— start GIVEN INFORMATION —

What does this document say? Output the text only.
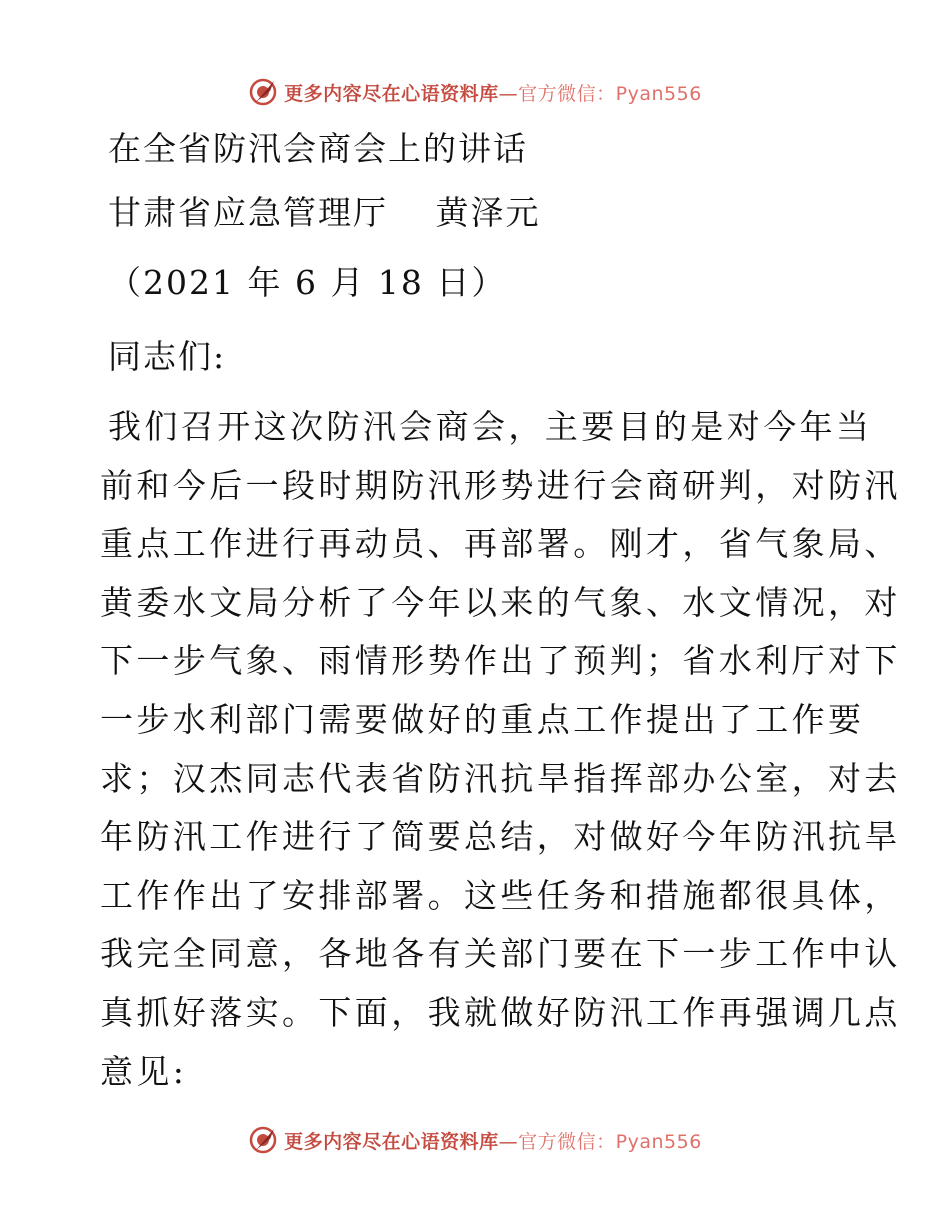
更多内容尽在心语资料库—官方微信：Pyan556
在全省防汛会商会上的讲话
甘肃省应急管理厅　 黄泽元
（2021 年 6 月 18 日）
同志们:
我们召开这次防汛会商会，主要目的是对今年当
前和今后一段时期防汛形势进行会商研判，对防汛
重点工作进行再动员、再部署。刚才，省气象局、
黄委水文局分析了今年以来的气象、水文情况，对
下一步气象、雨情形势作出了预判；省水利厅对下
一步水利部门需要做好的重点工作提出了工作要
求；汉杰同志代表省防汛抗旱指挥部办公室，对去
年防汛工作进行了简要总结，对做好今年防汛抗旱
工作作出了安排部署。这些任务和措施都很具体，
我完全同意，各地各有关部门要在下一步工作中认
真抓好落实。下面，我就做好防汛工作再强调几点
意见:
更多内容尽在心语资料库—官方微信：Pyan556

— end GIVEN INFORMATION —
— start GIVEN INFORMATION —

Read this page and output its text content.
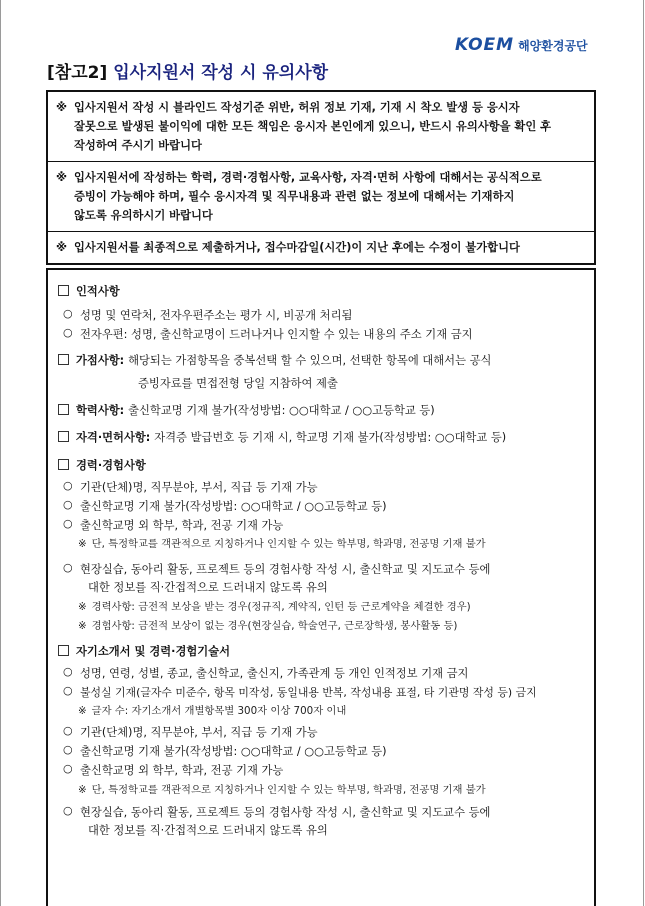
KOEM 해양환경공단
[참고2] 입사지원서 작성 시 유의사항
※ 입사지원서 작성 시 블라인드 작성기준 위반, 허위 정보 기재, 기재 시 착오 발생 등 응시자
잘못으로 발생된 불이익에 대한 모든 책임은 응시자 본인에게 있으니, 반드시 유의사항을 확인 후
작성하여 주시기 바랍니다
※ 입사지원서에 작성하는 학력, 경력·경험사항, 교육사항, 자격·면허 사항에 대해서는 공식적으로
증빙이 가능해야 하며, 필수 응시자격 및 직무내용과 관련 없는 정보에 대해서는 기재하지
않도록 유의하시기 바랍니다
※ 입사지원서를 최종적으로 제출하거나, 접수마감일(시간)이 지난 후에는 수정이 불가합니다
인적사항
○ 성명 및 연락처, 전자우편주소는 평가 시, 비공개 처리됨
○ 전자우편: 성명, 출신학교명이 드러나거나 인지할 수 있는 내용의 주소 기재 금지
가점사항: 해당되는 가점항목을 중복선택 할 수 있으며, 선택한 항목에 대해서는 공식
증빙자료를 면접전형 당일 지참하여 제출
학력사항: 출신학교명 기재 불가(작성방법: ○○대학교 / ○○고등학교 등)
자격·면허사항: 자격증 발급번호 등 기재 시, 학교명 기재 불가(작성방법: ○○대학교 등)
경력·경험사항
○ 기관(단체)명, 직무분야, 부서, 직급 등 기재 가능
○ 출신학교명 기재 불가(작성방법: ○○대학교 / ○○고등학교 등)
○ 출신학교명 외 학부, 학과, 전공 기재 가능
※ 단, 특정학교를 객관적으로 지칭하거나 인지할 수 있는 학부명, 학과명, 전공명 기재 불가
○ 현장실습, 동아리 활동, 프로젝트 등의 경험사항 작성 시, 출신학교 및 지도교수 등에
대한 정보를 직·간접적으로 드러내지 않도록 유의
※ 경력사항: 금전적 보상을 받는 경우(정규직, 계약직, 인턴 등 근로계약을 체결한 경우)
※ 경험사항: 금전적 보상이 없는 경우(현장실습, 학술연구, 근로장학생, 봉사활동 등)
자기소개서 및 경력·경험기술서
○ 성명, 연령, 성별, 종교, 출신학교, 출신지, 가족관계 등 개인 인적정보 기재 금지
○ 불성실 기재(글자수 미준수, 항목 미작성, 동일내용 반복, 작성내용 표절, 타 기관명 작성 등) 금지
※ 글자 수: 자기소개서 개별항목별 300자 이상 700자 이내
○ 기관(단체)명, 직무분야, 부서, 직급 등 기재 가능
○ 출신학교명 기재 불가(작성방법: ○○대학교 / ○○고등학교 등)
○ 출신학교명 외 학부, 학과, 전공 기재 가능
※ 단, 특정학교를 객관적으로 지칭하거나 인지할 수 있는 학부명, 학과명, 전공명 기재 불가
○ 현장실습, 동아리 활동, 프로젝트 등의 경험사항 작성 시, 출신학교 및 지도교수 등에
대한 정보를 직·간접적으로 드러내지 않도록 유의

— end GIVEN INFORMATION —
— start GIVEN INFORMATION —

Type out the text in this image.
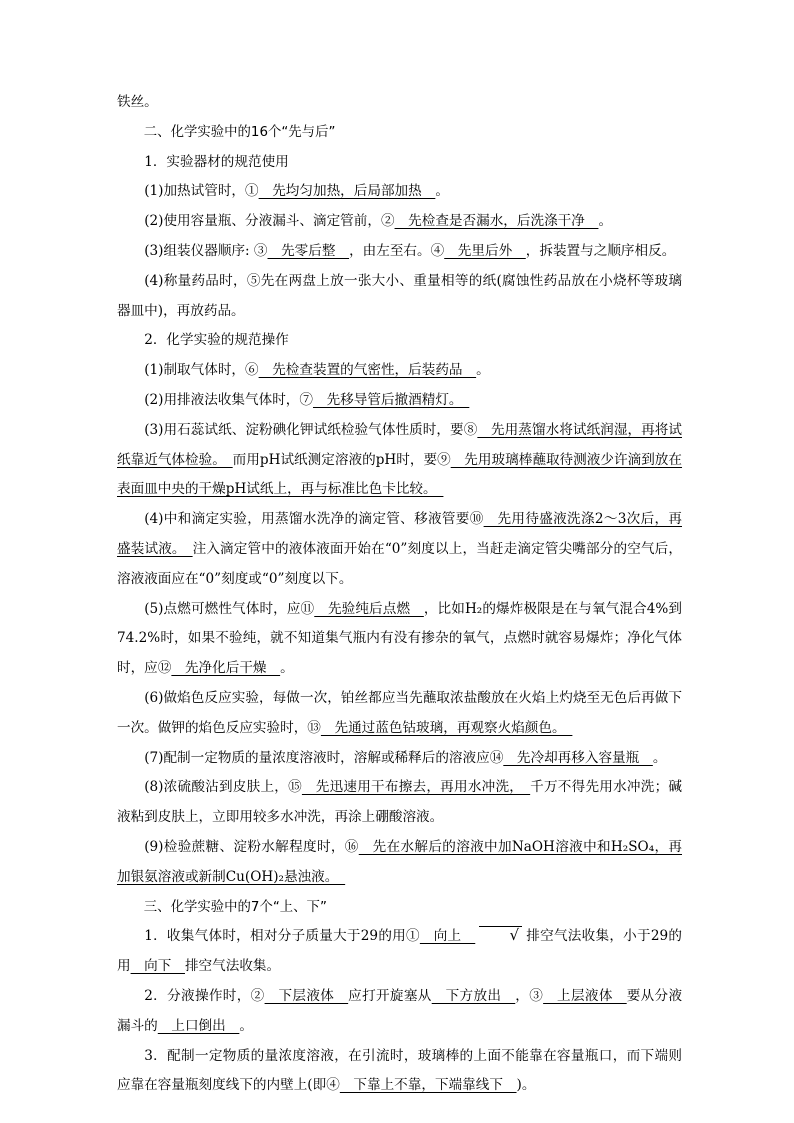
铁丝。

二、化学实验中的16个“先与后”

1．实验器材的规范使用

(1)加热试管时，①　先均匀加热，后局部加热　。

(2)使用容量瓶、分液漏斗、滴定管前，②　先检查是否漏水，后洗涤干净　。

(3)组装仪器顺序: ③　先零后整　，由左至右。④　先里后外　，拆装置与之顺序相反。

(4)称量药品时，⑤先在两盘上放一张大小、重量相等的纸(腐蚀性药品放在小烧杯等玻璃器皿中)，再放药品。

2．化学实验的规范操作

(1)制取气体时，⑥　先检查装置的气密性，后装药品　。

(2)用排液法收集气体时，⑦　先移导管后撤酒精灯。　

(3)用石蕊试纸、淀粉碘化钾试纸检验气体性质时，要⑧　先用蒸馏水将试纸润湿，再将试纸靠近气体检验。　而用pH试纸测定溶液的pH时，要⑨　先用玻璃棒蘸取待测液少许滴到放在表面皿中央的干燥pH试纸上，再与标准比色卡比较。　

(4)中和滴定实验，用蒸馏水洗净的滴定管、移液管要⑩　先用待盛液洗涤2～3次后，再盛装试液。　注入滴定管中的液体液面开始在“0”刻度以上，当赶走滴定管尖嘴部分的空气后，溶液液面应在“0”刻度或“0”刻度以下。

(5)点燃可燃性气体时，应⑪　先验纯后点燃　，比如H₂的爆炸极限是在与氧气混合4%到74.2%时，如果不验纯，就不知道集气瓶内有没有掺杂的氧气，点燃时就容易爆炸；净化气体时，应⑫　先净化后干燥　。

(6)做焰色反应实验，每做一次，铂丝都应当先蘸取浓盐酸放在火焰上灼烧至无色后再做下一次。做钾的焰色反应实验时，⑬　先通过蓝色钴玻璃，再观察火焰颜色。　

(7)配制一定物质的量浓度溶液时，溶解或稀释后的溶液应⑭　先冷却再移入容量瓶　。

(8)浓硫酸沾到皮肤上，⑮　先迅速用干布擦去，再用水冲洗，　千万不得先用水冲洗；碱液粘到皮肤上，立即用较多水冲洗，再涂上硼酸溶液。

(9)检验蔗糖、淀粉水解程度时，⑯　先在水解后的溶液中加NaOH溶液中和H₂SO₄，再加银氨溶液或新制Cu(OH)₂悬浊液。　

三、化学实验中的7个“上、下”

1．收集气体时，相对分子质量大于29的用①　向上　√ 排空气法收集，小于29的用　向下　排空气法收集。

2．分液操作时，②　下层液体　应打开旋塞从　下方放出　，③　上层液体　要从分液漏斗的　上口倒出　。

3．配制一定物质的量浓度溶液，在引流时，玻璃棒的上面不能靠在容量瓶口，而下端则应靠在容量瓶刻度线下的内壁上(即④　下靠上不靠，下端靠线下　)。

— end GIVEN INFORMATION —

(JOB) Using the records above, pull out each line where the word "작성방법" occurs.

(TASK SOLUTION)
학력사항: 출신학교명 기재 불가(작성방법: ○○대학교 / ○○고등학교 등)
자격·면허사항: 자격증 발급번호 등 기재 시, 학교명 기재 불가(작성방법: ○○대학교 등)
○ 출신학교명 기재 불가(작성방법: ○○대학교 / ○○고등학교 등)
○ 출신학교명 기재 불가(작성방법: ○○대학교 / ○○고등학교 등)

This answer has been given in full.